*WHAT TO PRODUCE:* Output every record word for word.

[Excerpts from a figure dataset]
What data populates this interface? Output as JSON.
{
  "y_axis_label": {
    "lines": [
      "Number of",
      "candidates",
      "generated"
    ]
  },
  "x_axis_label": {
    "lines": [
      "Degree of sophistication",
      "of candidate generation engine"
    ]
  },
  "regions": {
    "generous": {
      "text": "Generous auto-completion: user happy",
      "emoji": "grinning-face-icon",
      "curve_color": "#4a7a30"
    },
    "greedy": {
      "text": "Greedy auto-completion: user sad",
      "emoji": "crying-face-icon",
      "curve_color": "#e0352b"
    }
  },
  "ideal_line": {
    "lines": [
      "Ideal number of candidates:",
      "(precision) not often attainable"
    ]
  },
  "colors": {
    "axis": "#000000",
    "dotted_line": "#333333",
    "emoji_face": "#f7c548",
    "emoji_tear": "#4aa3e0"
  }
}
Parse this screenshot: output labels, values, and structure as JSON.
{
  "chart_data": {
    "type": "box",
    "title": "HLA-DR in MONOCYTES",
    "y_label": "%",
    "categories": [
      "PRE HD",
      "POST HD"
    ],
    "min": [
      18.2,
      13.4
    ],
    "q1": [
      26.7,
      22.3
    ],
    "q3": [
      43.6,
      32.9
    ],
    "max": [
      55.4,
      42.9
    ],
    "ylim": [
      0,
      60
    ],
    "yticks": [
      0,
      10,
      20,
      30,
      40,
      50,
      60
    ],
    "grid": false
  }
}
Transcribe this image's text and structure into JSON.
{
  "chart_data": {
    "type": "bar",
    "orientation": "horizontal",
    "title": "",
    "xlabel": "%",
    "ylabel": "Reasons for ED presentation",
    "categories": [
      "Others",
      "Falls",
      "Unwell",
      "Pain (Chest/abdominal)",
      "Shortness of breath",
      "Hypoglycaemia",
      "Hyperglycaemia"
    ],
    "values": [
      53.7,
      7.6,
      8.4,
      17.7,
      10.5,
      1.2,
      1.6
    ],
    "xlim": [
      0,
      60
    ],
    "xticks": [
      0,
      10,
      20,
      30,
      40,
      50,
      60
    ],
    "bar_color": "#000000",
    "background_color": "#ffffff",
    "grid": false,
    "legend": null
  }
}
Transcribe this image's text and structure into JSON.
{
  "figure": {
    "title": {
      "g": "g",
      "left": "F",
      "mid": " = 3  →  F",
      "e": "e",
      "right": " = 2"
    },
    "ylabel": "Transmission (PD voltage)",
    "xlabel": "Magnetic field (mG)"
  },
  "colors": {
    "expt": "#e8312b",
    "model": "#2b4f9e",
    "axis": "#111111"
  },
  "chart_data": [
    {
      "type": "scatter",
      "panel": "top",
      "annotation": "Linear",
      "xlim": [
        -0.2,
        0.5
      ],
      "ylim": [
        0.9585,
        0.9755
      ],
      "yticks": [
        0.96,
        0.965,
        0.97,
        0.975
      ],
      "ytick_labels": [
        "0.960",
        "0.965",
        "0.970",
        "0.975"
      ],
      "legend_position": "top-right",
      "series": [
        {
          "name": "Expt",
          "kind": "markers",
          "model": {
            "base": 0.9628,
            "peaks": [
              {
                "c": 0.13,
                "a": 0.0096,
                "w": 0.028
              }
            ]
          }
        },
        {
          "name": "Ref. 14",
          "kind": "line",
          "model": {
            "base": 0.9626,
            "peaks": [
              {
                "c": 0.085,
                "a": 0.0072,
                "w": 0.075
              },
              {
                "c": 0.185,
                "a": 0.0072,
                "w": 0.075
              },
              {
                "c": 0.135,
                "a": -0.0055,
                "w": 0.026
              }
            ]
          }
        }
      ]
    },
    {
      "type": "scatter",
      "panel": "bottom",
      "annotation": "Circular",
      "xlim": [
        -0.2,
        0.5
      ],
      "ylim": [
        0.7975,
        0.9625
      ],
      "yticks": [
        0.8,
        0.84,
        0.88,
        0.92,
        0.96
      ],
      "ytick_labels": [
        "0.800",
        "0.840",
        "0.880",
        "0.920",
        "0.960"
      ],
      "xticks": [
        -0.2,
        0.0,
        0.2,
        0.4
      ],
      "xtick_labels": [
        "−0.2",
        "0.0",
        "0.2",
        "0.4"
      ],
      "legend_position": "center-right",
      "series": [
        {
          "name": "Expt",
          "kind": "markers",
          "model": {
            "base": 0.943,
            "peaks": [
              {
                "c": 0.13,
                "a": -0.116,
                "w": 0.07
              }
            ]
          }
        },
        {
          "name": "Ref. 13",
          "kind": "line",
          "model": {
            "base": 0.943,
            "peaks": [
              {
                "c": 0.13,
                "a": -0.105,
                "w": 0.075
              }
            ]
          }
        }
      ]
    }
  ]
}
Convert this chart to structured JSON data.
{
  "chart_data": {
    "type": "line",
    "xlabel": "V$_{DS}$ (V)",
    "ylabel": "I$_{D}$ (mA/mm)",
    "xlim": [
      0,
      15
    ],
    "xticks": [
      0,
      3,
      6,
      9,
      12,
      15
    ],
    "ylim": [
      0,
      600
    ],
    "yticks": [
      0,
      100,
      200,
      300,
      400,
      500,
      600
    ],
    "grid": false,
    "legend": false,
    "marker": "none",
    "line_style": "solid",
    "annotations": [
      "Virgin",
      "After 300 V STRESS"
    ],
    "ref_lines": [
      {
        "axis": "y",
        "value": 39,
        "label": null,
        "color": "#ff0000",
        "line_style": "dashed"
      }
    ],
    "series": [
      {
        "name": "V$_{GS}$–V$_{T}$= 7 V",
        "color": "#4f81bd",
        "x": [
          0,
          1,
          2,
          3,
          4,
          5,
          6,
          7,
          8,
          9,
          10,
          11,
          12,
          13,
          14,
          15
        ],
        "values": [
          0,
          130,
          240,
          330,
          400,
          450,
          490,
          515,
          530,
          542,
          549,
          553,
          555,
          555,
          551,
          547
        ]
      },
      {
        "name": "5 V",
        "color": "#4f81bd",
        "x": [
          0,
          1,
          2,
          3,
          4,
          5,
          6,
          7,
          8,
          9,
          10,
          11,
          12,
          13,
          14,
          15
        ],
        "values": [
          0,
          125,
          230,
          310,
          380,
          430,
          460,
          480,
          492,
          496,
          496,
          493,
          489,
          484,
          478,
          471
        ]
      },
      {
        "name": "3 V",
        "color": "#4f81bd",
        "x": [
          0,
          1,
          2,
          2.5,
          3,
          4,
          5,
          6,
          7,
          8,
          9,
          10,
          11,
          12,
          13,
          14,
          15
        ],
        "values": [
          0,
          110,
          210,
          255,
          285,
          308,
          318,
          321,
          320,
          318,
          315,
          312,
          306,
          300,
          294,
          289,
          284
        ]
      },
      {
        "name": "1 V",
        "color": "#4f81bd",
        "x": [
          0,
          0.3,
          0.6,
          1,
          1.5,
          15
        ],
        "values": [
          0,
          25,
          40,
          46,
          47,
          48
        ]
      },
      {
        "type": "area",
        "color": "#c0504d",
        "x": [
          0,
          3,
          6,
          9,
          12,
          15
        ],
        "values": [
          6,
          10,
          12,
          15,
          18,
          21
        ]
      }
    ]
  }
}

*FINISHED ANSWER:*
What data populates this interface? Output as JSON.
{
  "y_axis_label": {
    "lines": [
      "Number of",
      "candidates",
      "generated"
    ]
  },
  "x_axis_label": {
    "lines": [
      "Degree of sophistication",
      "of candidate generation engine"
    ]
  },
  "regions": {
    "generous": {
      "text": "Generous auto-completion: user happy",
      "emoji": "grinning-face-icon",
      "curve_color": "#4a7a30"
    },
    "greedy": {
      "text": "Greedy auto-completion: user sad",
      "emoji": "crying-face-icon",
      "curve_color": "#e0352b"
    }
  },
  "ideal_line": {
    "lines": [
      "Ideal number of candidates:",
      "(precision) not often attainable"
    ]
  },
  "colors": {
    "axis": "#000000",
    "dotted_line": "#333333",
    "emoji_face": "#f7c548",
    "emoji_tear": "#4aa3e0"
  }
}
Parse this screenshot: output labels, values, and structure as JSON.
{
  "chart_data": {
    "type": "box",
    "title": "HLA-DR in MONOCYTES",
    "y_label": "%",
    "categories": [
      "PRE HD",
      "POST HD"
    ],
    "min": [
      18.2,
      13.4
    ],
    "q1": [
      26.7,
      22.3
    ],
    "q3": [
      43.6,
      32.9
    ],
    "max": [
      55.4,
      42.9
    ],
    "ylim": [
      0,
      60
    ],
    "yticks": [
      0,
      10,
      20,
      30,
      40,
      50,
      60
    ],
    "grid": false
  }
}
Transcribe this image's text and structure into JSON.
{
  "chart_data": {
    "type": "bar",
    "orientation": "horizontal",
    "title": "",
    "xlabel": "%",
    "ylabel": "Reasons for ED presentation",
    "categories": [
      "Others",
      "Falls",
      "Unwell",
      "Pain (Chest/abdominal)",
      "Shortness of breath",
      "Hypoglycaemia",
      "Hyperglycaemia"
    ],
    "values": [
      53.7,
      7.6,
      8.4,
      17.7,
      10.5,
      1.2,
      1.6
    ],
    "xlim": [
      0,
      60
    ],
    "xticks": [
      0,
      10,
      20,
      30,
      40,
      50,
      60
    ],
    "bar_color": "#000000",
    "background_color": "#ffffff",
    "grid": false,
    "legend": null
  }
}
Transcribe this image's text and structure into JSON.
{
  "figure": {
    "title": {
      "g": "g",
      "left": "F",
      "mid": " = 3  →  F",
      "e": "e",
      "right": " = 2"
    },
    "ylabel": "Transmission (PD voltage)",
    "xlabel": "Magnetic field (mG)"
  },
  "colors": {
    "expt": "#e8312b",
    "model": "#2b4f9e",
    "axis": "#111111"
  },
  "chart_data": [
    {
      "type": "scatter",
      "panel": "top",
      "annotation": "Linear",
      "xlim": [
        -0.2,
        0.5
      ],
      "ylim": [
        0.9585,
        0.9755
      ],
      "yticks": [
        0.96,
        0.965,
        0.97,
        0.975
      ],
      "ytick_labels": [
        "0.960",
        "0.965",
        "0.970",
        "0.975"
      ],
      "legend_position": "top-right",
      "series": [
        {
          "name": "Expt",
          "kind": "markers",
          "model": {
            "base": 0.9628,
            "peaks": [
              {
                "c": 0.13,
                "a": 0.0096,
                "w": 0.028
              }
            ]
          }
        },
        {
          "name": "Ref. 14",
          "kind": "line",
          "model": {
            "base": 0.9626,
            "peaks": [
              {
                "c": 0.085,
                "a": 0.0072,
                "w": 0.075
              },
              {
                "c": 0.185,
                "a": 0.0072,
                "w": 0.075
              },
              {
                "c": 0.135,
                "a": -0.0055,
                "w": 0.026
              }
            ]
          }
        }
      ]
    },
    {
      "type": "scatter",
      "panel": "bottom",
      "annotation": "Circular",
      "xlim": [
        -0.2,
        0.5
      ],
      "ylim": [
        0.7975,
        0.9625
      ],
      "yticks": [
        0.8,
        0.84,
        0.88,
        0.92,
        0.96
      ],
      "ytick_labels": [
        "0.800",
        "0.840",
        "0.880",
        "0.920",
        "0.960"
      ],
      "xticks": [
        -0.2,
        0.0,
        0.2,
        0.4
      ],
      "xtick_labels": [
        "−0.2",
        "0.0",
        "0.2",
        "0.4"
      ],
      "legend_position": "center-right",
      "series": [
        {
          "name": "Expt",
          "kind": "markers",
          "model": {
            "base": 0.943,
            "peaks": [
              {
                "c": 0.13,
                "a": -0.116,
                "w": 0.07
              }
            ]
          }
        },
        {
          "name": "Ref. 13",
          "kind": "line",
          "model": {
            "base": 0.943,
            "peaks": [
              {
                "c": 0.13,
                "a": -0.105,
                "w": 0.075
              }
            ]
          }
        }
      ]
    }
  ]
}
Convert this chart to structured JSON data.
{
  "chart_data": {
    "type": "line",
    "xlabel": "V$_{DS}$ (V)",
    "ylabel": "I$_{D}$ (mA/mm)",
    "xlim": [
      0,
      15
    ],
    "xticks": [
      0,
      3,
      6,
      9,
      12,
      15
    ],
    "ylim": [
      0,
      600
    ],
    "yticks": [
      0,
      100,
      200,
      300,
      400,
      500,
      600
    ],
    "grid": false,
    "legend": false,
    "marker": "none",
    "line_style": "solid",
    "annotations": [
      "Virgin",
      "After 300 V STRESS"
    ],
    "ref_lines": [
      {
        "axis": "y",
        "value": 39,
        "label": null,
        "color": "#ff0000",
        "line_style": "dashed"
      }
    ],
    "series": [
      {
        "name": "V$_{GS}$–V$_{T}$= 7 V",
        "color": "#4f81bd",
        "x": [
          0,
          1,
          2,
          3,
          4,
          5,
          6,
          7,
          8,
          9,
          10,
          11,
          12,
          13,
          14,
          15
        ],
        "values": [
          0,
          130,
          240,
          330,
          400,
          450,
          490,
          515,
          530,
          542,
          549,
          553,
          555,
          555,
          551,
          547
        ]
      },
      {
        "name": "5 V",
        "color": "#4f81bd",
        "x": [
          0,
          1,
          2,
          3,
          4,
          5,
          6,
          7,
          8,
          9,
          10,
          11,
          12,
          13,
          14,
          15
        ],
        "values": [
          0,
          125,
          230,
          310,
          380,
          430,
          460,
          480,
          492,
          496,
          496,
          493,
          489,
          484,
          478,
          471
        ]
      },
      {
        "name": "3 V",
        "color": "#4f81bd",
        "x": [
          0,
          1,
          2,
          2.5,
          3,
          4,
          5,
          6,
          7,
          8,
          9,
          10,
          11,
          12,
          13,
          14,
          15
        ],
        "values": [
          0,
          110,
          210,
          255,
          285,
          308,
          318,
          321,
          320,
          318,
          315,
          312,
          306,
          300,
          294,
          289,
          284
        ]
      },
      {
        "name": "1 V",
        "color": "#4f81bd",
        "x": [
          0,
          0.3,
          0.6,
          1,
          1.5,
          15
        ],
        "values": [
          0,
          25,
          40,
          46,
          47,
          48
        ]
      },
      {
        "type": "area",
        "color": "#c0504d",
        "x": [
          0,
          3,
          6,
          9,
          12,
          15
        ],
        "values": [
          6,
          10,
          12,
          15,
          18,
          21
        ]
      }
    ]
  }
}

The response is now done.